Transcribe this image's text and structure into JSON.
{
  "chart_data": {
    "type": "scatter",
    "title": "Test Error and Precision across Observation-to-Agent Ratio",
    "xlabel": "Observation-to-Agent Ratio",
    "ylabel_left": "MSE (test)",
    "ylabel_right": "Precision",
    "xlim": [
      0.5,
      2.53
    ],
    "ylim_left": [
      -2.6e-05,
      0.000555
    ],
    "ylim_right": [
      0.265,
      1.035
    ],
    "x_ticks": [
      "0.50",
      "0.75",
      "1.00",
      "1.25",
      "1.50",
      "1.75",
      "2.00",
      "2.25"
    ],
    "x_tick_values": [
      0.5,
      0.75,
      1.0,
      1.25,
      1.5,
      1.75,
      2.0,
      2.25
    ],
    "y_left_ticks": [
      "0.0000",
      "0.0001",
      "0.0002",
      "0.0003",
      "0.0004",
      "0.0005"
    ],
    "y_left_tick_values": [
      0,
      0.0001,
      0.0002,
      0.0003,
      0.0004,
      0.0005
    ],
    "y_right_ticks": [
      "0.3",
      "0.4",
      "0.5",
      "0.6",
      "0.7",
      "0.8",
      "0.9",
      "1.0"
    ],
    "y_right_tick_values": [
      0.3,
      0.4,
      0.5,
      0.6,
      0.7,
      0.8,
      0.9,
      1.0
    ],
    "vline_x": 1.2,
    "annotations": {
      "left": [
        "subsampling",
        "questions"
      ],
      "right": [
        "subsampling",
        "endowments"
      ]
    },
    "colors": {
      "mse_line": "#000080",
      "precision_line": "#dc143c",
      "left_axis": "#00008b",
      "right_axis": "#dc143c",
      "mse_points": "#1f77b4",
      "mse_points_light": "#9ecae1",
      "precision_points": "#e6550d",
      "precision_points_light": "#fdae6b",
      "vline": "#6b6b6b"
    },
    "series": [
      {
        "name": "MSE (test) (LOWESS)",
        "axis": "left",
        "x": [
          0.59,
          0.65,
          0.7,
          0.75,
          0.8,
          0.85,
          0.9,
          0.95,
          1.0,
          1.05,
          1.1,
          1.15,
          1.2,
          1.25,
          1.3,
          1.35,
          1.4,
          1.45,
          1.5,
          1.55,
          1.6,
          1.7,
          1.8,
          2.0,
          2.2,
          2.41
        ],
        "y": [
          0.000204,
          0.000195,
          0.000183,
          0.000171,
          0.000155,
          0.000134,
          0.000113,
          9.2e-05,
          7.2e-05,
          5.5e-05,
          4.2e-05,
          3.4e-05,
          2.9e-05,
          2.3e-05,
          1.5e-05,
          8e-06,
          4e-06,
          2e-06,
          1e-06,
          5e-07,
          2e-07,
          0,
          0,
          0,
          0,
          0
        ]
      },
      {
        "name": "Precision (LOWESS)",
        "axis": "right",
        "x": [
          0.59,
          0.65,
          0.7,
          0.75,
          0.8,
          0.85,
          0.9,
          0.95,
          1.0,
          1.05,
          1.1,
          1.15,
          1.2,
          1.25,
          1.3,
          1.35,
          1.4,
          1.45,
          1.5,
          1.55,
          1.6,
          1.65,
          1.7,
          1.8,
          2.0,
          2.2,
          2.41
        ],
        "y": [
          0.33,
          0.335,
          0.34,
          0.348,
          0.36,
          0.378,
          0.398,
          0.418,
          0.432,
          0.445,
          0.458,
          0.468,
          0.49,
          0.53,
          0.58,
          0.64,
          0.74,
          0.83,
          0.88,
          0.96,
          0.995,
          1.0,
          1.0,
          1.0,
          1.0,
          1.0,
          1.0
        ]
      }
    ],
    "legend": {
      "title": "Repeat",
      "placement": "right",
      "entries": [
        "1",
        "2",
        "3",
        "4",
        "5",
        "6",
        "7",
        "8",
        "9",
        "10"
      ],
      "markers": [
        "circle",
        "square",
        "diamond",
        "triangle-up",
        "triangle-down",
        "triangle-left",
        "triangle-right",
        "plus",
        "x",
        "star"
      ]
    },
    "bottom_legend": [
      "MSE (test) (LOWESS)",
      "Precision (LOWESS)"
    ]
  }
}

◆ ◆ ◆ ◆

● Exercise description
From the entries above, copy every line where the word "LOWESS" shows up.

● Solution for this exercise
        "name": "MSE (test) (LOWESS)",
        "name": "Precision (LOWESS)",
      "MSE (test) (LOWESS)",
      "Precision (LOWESS)"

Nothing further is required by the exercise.